* [The request] Your task is to filter the data below down to the lines holding "certo".

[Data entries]

━━━━━━━━━━━━━━━━━━━━━━━━━━━━━━

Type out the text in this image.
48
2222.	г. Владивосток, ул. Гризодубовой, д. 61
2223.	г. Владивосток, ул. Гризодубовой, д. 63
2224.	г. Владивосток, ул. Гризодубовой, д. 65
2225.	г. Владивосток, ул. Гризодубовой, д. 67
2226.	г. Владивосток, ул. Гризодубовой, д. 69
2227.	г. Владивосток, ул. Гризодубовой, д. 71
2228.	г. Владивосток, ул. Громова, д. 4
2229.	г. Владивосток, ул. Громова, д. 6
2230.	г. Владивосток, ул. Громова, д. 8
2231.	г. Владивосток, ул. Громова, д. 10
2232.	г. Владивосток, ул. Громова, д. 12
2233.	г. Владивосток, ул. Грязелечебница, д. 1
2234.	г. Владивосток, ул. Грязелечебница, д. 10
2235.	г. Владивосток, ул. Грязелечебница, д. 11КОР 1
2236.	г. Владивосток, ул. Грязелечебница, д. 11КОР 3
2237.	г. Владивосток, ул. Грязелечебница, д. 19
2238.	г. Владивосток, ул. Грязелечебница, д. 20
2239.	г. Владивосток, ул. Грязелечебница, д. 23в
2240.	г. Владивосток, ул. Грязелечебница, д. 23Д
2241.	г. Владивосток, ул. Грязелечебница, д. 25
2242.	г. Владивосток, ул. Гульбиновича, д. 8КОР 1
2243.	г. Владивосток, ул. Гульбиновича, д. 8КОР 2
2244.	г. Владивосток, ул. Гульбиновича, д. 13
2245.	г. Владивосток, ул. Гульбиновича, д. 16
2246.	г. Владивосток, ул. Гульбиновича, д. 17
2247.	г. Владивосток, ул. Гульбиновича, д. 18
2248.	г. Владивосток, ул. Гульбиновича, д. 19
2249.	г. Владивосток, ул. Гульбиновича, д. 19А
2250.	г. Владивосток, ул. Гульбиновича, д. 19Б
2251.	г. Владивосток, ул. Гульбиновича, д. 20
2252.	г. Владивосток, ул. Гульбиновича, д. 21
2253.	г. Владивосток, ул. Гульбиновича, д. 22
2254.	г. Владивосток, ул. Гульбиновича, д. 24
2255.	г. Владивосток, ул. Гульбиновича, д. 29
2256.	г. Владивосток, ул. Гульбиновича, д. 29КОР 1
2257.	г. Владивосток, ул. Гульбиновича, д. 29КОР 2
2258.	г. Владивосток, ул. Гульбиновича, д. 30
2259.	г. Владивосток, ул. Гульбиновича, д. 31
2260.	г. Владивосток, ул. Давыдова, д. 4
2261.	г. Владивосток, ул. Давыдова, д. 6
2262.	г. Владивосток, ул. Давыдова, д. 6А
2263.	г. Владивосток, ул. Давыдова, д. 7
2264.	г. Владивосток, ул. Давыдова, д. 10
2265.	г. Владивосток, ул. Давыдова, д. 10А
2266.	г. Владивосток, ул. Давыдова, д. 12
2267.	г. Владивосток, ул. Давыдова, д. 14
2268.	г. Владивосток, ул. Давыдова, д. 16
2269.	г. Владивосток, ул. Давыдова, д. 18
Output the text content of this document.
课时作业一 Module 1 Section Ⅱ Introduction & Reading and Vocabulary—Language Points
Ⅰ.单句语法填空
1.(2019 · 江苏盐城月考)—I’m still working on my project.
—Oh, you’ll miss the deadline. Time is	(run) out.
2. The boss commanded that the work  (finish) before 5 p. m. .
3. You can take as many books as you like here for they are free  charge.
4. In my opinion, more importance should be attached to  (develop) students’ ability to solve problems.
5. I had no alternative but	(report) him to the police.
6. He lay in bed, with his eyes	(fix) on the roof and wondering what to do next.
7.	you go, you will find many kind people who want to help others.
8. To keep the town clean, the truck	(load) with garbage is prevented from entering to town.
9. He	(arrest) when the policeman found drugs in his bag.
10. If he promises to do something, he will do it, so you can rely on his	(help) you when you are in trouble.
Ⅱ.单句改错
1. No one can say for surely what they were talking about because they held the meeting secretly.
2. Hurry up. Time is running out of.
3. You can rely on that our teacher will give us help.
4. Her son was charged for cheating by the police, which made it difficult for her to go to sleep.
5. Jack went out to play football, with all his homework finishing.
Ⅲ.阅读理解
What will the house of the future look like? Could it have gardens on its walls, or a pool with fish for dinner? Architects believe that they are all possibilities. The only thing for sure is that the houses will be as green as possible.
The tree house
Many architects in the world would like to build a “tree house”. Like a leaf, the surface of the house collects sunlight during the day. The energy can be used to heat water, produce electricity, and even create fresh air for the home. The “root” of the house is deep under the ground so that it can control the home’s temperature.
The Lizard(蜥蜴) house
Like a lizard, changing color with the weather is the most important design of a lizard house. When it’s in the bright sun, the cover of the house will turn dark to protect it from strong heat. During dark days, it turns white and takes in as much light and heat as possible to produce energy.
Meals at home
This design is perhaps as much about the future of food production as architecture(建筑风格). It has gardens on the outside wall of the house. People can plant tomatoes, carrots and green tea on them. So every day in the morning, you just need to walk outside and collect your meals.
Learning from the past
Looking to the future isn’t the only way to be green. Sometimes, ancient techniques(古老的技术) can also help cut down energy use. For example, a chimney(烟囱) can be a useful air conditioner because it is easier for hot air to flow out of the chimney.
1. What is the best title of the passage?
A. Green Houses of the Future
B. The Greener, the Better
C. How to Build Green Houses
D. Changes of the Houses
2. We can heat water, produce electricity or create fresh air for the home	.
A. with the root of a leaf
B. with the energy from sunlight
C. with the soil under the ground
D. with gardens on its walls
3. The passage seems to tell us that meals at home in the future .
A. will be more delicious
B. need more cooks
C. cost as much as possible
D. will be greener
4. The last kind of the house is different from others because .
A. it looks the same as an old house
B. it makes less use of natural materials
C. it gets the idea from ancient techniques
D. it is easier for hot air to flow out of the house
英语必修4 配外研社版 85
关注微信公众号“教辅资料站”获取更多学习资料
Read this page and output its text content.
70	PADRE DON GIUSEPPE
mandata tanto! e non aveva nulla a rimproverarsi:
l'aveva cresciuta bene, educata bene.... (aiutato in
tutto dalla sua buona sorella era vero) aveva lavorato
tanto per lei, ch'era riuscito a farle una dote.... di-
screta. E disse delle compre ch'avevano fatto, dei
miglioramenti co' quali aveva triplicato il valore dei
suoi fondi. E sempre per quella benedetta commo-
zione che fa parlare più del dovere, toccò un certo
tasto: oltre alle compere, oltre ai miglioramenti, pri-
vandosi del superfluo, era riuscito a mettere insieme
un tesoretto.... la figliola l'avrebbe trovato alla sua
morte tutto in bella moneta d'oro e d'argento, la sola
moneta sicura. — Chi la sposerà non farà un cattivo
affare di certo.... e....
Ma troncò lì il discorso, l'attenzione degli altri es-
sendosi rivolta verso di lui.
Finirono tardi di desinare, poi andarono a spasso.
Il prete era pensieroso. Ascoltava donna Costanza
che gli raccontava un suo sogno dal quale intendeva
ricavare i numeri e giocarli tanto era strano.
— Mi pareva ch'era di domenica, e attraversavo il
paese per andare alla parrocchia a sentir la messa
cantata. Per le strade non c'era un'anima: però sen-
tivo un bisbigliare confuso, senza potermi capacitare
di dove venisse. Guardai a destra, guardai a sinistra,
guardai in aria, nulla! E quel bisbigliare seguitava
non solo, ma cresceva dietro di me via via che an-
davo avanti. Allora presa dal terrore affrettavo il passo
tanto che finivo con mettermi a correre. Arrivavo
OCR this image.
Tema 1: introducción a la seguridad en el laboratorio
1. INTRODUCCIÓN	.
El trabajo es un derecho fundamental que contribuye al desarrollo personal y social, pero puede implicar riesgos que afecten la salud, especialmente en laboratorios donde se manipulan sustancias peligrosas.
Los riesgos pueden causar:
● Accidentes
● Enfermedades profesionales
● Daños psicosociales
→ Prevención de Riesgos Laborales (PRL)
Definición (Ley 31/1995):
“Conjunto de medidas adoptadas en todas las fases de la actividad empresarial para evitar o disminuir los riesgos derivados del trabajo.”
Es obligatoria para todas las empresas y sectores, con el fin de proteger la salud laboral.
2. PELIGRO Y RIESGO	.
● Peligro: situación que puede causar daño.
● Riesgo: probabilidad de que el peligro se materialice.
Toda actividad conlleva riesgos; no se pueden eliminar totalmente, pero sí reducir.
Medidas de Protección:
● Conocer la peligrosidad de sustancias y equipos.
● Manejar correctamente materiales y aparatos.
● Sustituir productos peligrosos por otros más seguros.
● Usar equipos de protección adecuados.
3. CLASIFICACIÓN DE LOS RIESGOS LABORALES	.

━━━━━━━━━━━━━━━━━━━━━━━━━━━━━━

* [Exercise answer]
zione che fa parlare più del dovere, toccò un certo
affare di certo.... e....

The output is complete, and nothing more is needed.